Reproduce word for word the stretch of the crop insurance article from "Anirudh Rajan writes The" through "benefit priavte interests.".

** start TEXT **

Skip to main content

Private insurers reap a windfall from crop cover scheme

Farmers’ distress is likely to cause yet more trouble to the government. 
Contrary to Agricultural Minister Radha Mohan Singh’s claim that insurance companies, mostly in the private domain, have not unduly benefited from the Pradhan Mantri Fasal Bima Yojana (PMFBY), official data shows that they would have made a windfall of over ₹16,700 crore in 2016-17. Participating in a debate in the Lok Sabha on Wednesday on the farmers’ condition, many Opposition party leaders alleged that the crop insurance scheme had been designed in such a way that private insurance firms were favoured. Read more of the news here...

Anirudh Rajan writes The Pradhan Mantri Fasal Bima Yojan (PMFBY) is turning out to be a textbook case of how modern welfare policies are conceptualised to benefit priavte interests.

The scheme, launched in January 2016, aimed to make crop insurance available to all farmers, covered by the scheme and limit the premium payable by the famer to a range between 1.5% to 5%. (1.5% - Kharif, 2% - Rabi and 5% - Commercial and Horticultural Crops). 

The inusrer would be a private or public entity, selected from an empanelled list of eligible insurers, awarded coverage districts, under a bidding scheme whereby the lowest premium bid is chosen. This entity would provide the coverage to the farmer, who’s limited premium would be automatically deducted from the insuree’s bank account, linked to the scheme.

Though farmer’s premium is limited, the scheme contains no provisions regarding limitation of gross premiums charged by insurers, beyond limitations fostered by competitive bidding, with the balance portion being met via subidies borne equally by centre and state.

Lack of limitation, coupled with the scheme short policy period, allows for private players to bid only when the situation favours a low claim scenario. For example, if the arrving monsoons are predicted to be within the range of normalacy, being neither in deficit or glut, the bidding process would be inundated with a host of private insurers, pre-positioned by inclusion in the empanelled list, hoping to rake in premiums in a scenario where the probabilty for claims materializing would be low. If however, the monsoon predictions are unfavourable in terms of the harvest, private players would be under no pressure to competitively bid and bear risk. Here, the presense of the Agriculture Insurance Corporation (AIC), the state agri insurer, and public sector insurers like United India Insurance, New India Assurance and Oriental Insurance on the empanelled list, would ensure that the requisite coverage would be made available. To put simplistically, private enterprise would be the archetypal fair weather friend in the above scenario.

2016-17, the scheme’s first year of implementation, saw such a situation transpire. As the monsoons predictions were favourable, the bidding process witnessed a great deal of enthusiam from the private sector with entities like HDFC ERGO, ICICI Lombard, Reliance GI and Iffco-Tokio reporting healthy increases to the crop insurance portfolios.

** end TEXT **
** start DATA BLOCK **

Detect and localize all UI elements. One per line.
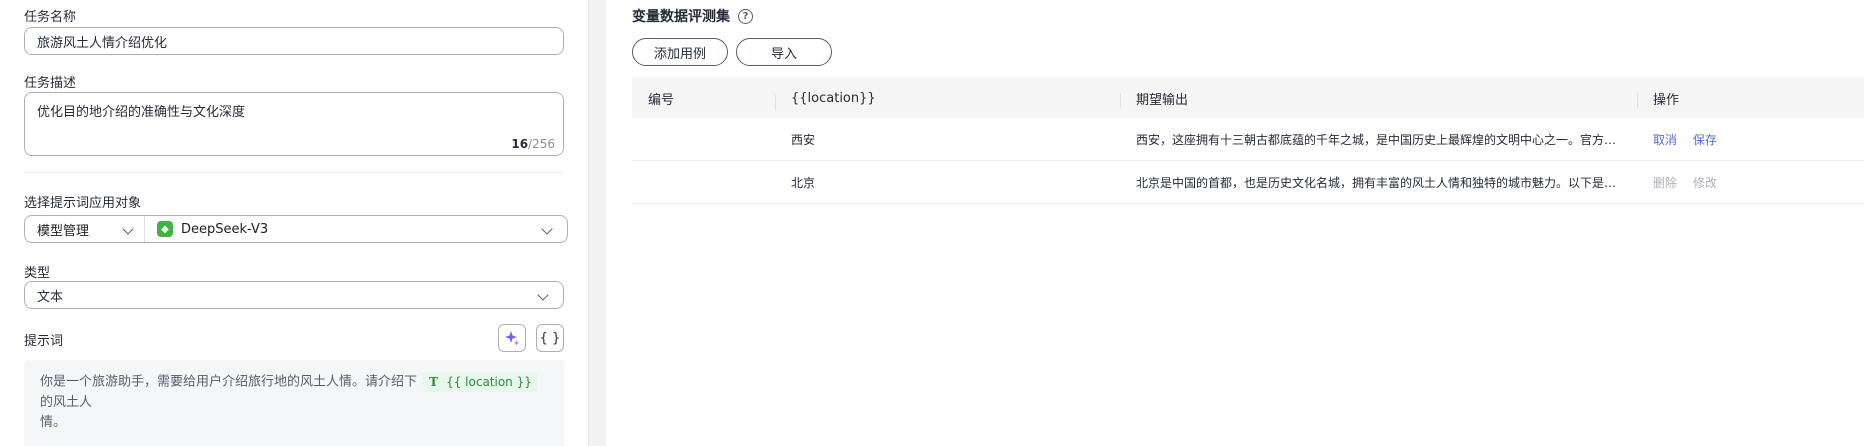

** end DATA BLOCK **

SOLUTION BELOW »
Anirudh Rajan writes The Pradhan Mantri Fasal Bima Yojan (PMFBY) is turning out to be a textbook case of how modern welfare policies are conceptualised to benefit priavte interests.